- [TASK GOAL]:
Omit every image, and transcribe the remaining entries exactly as given.

- [RECORDS TO PROCESS]:
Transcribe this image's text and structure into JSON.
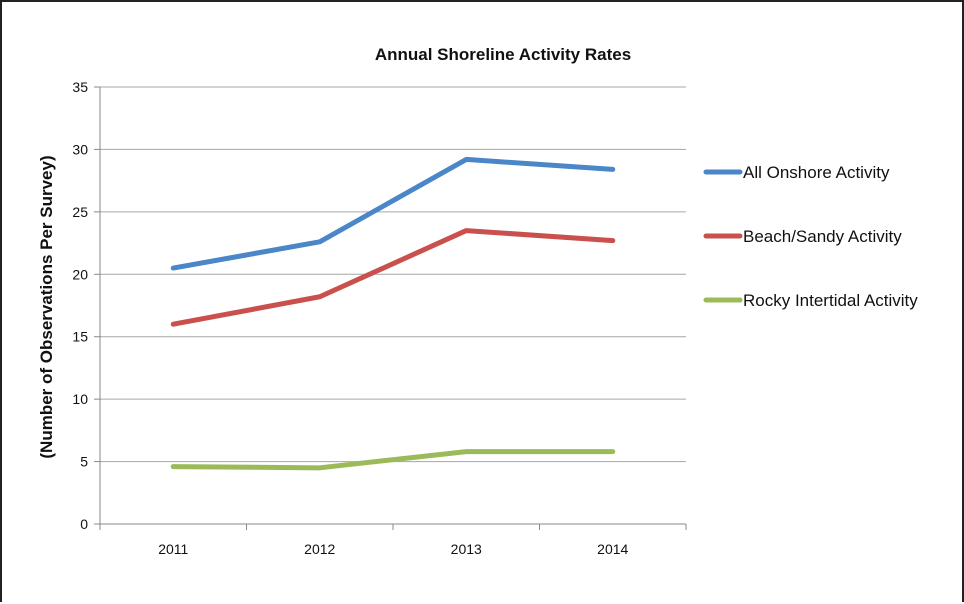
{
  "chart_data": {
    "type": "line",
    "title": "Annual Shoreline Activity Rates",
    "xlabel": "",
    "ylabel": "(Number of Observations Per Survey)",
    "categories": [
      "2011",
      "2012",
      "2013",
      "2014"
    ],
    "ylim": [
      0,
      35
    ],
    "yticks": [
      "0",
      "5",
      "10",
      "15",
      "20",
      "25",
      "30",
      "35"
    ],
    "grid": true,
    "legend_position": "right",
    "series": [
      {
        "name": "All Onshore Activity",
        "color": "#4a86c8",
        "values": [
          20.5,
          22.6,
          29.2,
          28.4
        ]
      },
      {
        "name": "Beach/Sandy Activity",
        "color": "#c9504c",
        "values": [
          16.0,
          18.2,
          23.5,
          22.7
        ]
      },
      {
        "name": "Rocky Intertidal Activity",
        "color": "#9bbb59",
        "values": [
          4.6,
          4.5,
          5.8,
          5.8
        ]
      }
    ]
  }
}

- [ANSWER BELOW]:
Transcribe this image's text and structure into JSON.
{
  "chart_data": {
    "type": "line",
    "title": "Annual Shoreline Activity Rates",
    "xlabel": "",
    "ylabel": "(Number of Observations Per Survey)",
    "categories": [
      "2011",
      "2012",
      "2013",
      "2014"
    ],
    "ylim": [
      0,
      35
    ],
    "yticks": [
      "0",
      "5",
      "10",
      "15",
      "20",
      "25",
      "30",
      "35"
    ],
    "grid": true,
    "legend_position": "right",
    "series": [
      {
        "name": "All Onshore Activity",
        "color": "#4a86c8",
        "values": [
          20.5,
          22.6,
          29.2,
          28.4
        ]
      },
      {
        "name": "Beach/Sandy Activity",
        "color": "#c9504c",
        "values": [
          16.0,
          18.2,
          23.5,
          22.7
        ]
      },
      {
        "name": "Rocky Intertidal Activity",
        "color": "#9bbb59",
        "values": [
          4.6,
          4.5,
          5.8,
          5.8
        ]
      }
    ]
  }
}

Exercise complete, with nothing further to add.